(Records from a data source)
* * * * *
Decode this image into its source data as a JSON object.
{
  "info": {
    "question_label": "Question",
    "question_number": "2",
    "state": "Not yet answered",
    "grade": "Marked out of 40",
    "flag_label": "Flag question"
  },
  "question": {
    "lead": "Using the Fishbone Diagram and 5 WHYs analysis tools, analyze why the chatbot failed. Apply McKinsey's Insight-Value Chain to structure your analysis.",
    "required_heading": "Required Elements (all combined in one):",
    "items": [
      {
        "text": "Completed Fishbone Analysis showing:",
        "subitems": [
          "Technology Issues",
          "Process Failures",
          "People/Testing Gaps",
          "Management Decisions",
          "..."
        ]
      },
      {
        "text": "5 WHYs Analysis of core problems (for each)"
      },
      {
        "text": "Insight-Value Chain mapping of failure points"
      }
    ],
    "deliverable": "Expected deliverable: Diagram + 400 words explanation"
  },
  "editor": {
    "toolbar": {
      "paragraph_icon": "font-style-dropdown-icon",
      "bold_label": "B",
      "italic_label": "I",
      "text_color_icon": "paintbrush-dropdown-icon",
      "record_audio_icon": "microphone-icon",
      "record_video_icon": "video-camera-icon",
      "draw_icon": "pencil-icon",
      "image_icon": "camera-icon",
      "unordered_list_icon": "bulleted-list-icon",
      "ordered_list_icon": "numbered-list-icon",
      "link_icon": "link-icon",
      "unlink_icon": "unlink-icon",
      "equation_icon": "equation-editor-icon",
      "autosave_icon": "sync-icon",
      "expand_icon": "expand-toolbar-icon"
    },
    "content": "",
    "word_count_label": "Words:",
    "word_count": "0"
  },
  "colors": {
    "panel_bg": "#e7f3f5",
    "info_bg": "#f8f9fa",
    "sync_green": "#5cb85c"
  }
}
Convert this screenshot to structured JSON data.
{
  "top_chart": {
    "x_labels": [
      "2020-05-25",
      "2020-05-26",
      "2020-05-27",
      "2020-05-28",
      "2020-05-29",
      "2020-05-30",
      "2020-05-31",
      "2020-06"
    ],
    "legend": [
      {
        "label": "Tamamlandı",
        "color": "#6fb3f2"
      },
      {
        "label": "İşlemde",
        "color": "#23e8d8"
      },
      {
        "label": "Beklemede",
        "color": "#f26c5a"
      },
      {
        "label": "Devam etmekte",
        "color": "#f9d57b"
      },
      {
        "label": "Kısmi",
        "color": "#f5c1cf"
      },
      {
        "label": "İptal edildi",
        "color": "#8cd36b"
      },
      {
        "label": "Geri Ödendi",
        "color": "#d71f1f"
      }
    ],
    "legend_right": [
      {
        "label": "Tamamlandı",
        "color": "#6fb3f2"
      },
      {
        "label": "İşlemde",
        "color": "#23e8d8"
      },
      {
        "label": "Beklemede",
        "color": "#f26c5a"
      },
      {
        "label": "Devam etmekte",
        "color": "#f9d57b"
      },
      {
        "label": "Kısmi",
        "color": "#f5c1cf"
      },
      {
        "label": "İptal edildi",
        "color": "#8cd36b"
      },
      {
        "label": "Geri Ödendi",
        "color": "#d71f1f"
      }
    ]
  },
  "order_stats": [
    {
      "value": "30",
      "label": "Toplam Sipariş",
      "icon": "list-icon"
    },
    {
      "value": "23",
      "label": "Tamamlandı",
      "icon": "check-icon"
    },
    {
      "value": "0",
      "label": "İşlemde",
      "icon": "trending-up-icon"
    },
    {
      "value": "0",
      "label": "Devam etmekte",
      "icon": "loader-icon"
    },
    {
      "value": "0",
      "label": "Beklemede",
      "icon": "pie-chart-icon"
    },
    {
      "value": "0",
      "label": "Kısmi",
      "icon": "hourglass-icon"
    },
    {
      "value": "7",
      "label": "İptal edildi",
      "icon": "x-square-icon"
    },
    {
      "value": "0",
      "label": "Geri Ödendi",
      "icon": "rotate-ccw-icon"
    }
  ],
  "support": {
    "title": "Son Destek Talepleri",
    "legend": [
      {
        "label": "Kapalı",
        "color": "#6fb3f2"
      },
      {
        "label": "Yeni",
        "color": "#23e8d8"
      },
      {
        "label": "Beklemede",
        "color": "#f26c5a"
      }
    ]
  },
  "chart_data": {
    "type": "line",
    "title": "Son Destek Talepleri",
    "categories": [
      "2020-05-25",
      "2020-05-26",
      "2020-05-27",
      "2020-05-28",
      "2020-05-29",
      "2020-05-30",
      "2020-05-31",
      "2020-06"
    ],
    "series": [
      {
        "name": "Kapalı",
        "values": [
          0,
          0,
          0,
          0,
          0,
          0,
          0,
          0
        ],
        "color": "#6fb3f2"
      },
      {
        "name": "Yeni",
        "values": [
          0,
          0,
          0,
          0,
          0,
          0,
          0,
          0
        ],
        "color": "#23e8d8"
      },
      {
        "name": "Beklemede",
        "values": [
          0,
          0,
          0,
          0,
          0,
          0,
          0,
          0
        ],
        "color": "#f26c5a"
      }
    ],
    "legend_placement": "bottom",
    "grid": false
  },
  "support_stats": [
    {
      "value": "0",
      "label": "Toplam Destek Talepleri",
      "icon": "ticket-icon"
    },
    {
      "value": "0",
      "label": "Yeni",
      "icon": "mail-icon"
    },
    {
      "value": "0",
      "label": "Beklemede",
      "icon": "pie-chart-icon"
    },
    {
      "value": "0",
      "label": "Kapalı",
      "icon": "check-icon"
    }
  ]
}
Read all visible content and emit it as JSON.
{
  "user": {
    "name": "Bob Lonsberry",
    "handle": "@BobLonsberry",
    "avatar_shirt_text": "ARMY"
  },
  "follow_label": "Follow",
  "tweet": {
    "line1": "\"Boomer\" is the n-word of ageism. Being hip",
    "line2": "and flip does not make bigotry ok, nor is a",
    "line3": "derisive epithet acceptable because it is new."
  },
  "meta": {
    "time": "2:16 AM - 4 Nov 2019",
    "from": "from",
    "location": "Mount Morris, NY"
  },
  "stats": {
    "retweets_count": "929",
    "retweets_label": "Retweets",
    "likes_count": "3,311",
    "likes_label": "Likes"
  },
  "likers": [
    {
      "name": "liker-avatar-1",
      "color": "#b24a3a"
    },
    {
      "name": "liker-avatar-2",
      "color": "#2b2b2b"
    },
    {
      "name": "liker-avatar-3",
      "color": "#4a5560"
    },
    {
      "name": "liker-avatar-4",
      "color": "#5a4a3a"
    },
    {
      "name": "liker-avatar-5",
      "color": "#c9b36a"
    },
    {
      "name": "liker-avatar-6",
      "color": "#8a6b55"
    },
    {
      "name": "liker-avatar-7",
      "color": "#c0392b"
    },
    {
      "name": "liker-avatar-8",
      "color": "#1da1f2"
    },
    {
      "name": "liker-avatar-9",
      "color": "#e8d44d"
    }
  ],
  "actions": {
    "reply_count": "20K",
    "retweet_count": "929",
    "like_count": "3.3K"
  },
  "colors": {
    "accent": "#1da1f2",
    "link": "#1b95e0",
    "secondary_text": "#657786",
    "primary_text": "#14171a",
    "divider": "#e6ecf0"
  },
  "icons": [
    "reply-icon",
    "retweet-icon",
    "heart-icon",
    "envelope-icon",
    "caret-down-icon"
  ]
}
* * * * *
Quote the listing in full, please, keeping every line exact.

Decode this image into its source data as a JSON object.
{
  "info": {
    "question_label": "Question",
    "question_number": "2",
    "state": "Not yet answered",
    "grade": "Marked out of 40",
    "flag_label": "Flag question"
  },
  "question": {
    "lead": "Using the Fishbone Diagram and 5 WHYs analysis tools, analyze why the chatbot failed. Apply McKinsey's Insight-Value Chain to structure your analysis.",
    "required_heading": "Required Elements (all combined in one):",
    "items": [
      {
        "text": "Completed Fishbone Analysis showing:",
        "subitems": [
          "Technology Issues",
          "Process Failures",
          "People/Testing Gaps",
          "Management Decisions",
          "..."
        ]
      },
      {
        "text": "5 WHYs Analysis of core problems (for each)"
      },
      {
        "text": "Insight-Value Chain mapping of failure points"
      }
    ],
    "deliverable": "Expected deliverable: Diagram + 400 words explanation"
  },
  "editor": {
    "toolbar": {
      "paragraph_icon": "font-style-dropdown-icon",
      "bold_label": "B",
      "italic_label": "I",
      "text_color_icon": "paintbrush-dropdown-icon",
      "record_audio_icon": "microphone-icon",
      "record_video_icon": "video-camera-icon",
      "draw_icon": "pencil-icon",
      "image_icon": "camera-icon",
      "unordered_list_icon": "bulleted-list-icon",
      "ordered_list_icon": "numbered-list-icon",
      "link_icon": "link-icon",
      "unlink_icon": "unlink-icon",
      "equation_icon": "equation-editor-icon",
      "autosave_icon": "sync-icon",
      "expand_icon": "expand-toolbar-icon"
    },
    "content": "",
    "word_count_label": "Words:",
    "word_count": "0"
  },
  "colors": {
    "panel_bg": "#e7f3f5",
    "info_bg": "#f8f9fa",
    "sync_green": "#5cb85c"
  }
}
Convert this screenshot to structured JSON data.
{
  "top_chart": {
    "x_labels": [
      "2020-05-25",
      "2020-05-26",
      "2020-05-27",
      "2020-05-28",
      "2020-05-29",
      "2020-05-30",
      "2020-05-31",
      "2020-06"
    ],
    "legend": [
      {
        "label": "Tamamlandı",
        "color": "#6fb3f2"
      },
      {
        "label": "İşlemde",
        "color": "#23e8d8"
      },
      {
        "label": "Beklemede",
        "color": "#f26c5a"
      },
      {
        "label": "Devam etmekte",
        "color": "#f9d57b"
      },
      {
        "label": "Kısmi",
        "color": "#f5c1cf"
      },
      {
        "label": "İptal edildi",
        "color": "#8cd36b"
      },
      {
        "label": "Geri Ödendi",
        "color": "#d71f1f"
      }
    ],
    "legend_right": [
      {
        "label": "Tamamlandı",
        "color": "#6fb3f2"
      },
      {
        "label": "İşlemde",
        "color": "#23e8d8"
      },
      {
        "label": "Beklemede",
        "color": "#f26c5a"
      },
      {
        "label": "Devam etmekte",
        "color": "#f9d57b"
      },
      {
        "label": "Kısmi",
        "color": "#f5c1cf"
      },
      {
        "label": "İptal edildi",
        "color": "#8cd36b"
      },
      {
        "label": "Geri Ödendi",
        "color": "#d71f1f"
      }
    ]
  },
  "order_stats": [
    {
      "value": "30",
      "label": "Toplam Sipariş",
      "icon": "list-icon"
    },
    {
      "value": "23",
      "label": "Tamamlandı",
      "icon": "check-icon"
    },
    {
      "value": "0",
      "label": "İşlemde",
      "icon": "trending-up-icon"
    },
    {
      "value": "0",
      "label": "Devam etmekte",
      "icon": "loader-icon"
    },
    {
      "value": "0",
      "label": "Beklemede",
      "icon": "pie-chart-icon"
    },
    {
      "value": "0",
      "label": "Kısmi",
      "icon": "hourglass-icon"
    },
    {
      "value": "7",
      "label": "İptal edildi",
      "icon": "x-square-icon"
    },
    {
      "value": "0",
      "label": "Geri Ödendi",
      "icon": "rotate-ccw-icon"
    }
  ],
  "support": {
    "title": "Son Destek Talepleri",
    "legend": [
      {
        "label": "Kapalı",
        "color": "#6fb3f2"
      },
      {
        "label": "Yeni",
        "color": "#23e8d8"
      },
      {
        "label": "Beklemede",
        "color": "#f26c5a"
      }
    ]
  },
  "chart_data": {
    "type": "line",
    "title": "Son Destek Talepleri",
    "categories": [
      "2020-05-25",
      "2020-05-26",
      "2020-05-27",
      "2020-05-28",
      "2020-05-29",
      "2020-05-30",
      "2020-05-31",
      "2020-06"
    ],
    "series": [
      {
        "name": "Kapalı",
        "values": [
          0,
          0,
          0,
          0,
          0,
          0,
          0,
          0
        ],
        "color": "#6fb3f2"
      },
      {
        "name": "Yeni",
        "values": [
          0,
          0,
          0,
          0,
          0,
          0,
          0,
          0
        ],
        "color": "#23e8d8"
      },
      {
        "name": "Beklemede",
        "values": [
          0,
          0,
          0,
          0,
          0,
          0,
          0,
          0
        ],
        "color": "#f26c5a"
      }
    ],
    "legend_placement": "bottom",
    "grid": false
  },
  "support_stats": [
    {
      "value": "0",
      "label": "Toplam Destek Talepleri",
      "icon": "ticket-icon"
    },
    {
      "value": "0",
      "label": "Yeni",
      "icon": "mail-icon"
    },
    {
      "value": "0",
      "label": "Beklemede",
      "icon": "pie-chart-icon"
    },
    {
      "value": "0",
      "label": "Kapalı",
      "icon": "check-icon"
    }
  ]
}
Read all visible content and emit it as JSON.
{
  "user": {
    "name": "Bob Lonsberry",
    "handle": "@BobLonsberry",
    "avatar_shirt_text": "ARMY"
  },
  "follow_label": "Follow",
  "tweet": {
    "line1": "\"Boomer\" is the n-word of ageism. Being hip",
    "line2": "and flip does not make bigotry ok, nor is a",
    "line3": "derisive epithet acceptable because it is new."
  },
  "meta": {
    "time": "2:16 AM - 4 Nov 2019",
    "from": "from",
    "location": "Mount Morris, NY"
  },
  "stats": {
    "retweets_count": "929",
    "retweets_label": "Retweets",
    "likes_count": "3,311",
    "likes_label": "Likes"
  },
  "likers": [
    {
      "name": "liker-avatar-1",
      "color": "#b24a3a"
    },
    {
      "name": "liker-avatar-2",
      "color": "#2b2b2b"
    },
    {
      "name": "liker-avatar-3",
      "color": "#4a5560"
    },
    {
      "name": "liker-avatar-4",
      "color": "#5a4a3a"
    },
    {
      "name": "liker-avatar-5",
      "color": "#c9b36a"
    },
    {
      "name": "liker-avatar-6",
      "color": "#8a6b55"
    },
    {
      "name": "liker-avatar-7",
      "color": "#c0392b"
    },
    {
      "name": "liker-avatar-8",
      "color": "#1da1f2"
    },
    {
      "name": "liker-avatar-9",
      "color": "#e8d44d"
    }
  ],
  "actions": {
    "reply_count": "20K",
    "retweet_count": "929",
    "like_count": "3.3K"
  },
  "colors": {
    "accent": "#1da1f2",
    "link": "#1b95e0",
    "secondary_text": "#657786",
    "primary_text": "#14171a",
    "divider": "#e6ecf0"
  },
  "icons": [
    "reply-icon",
    "retweet-icon",
    "heart-icon",
    "envelope-icon",
    "caret-down-icon"
  ]
}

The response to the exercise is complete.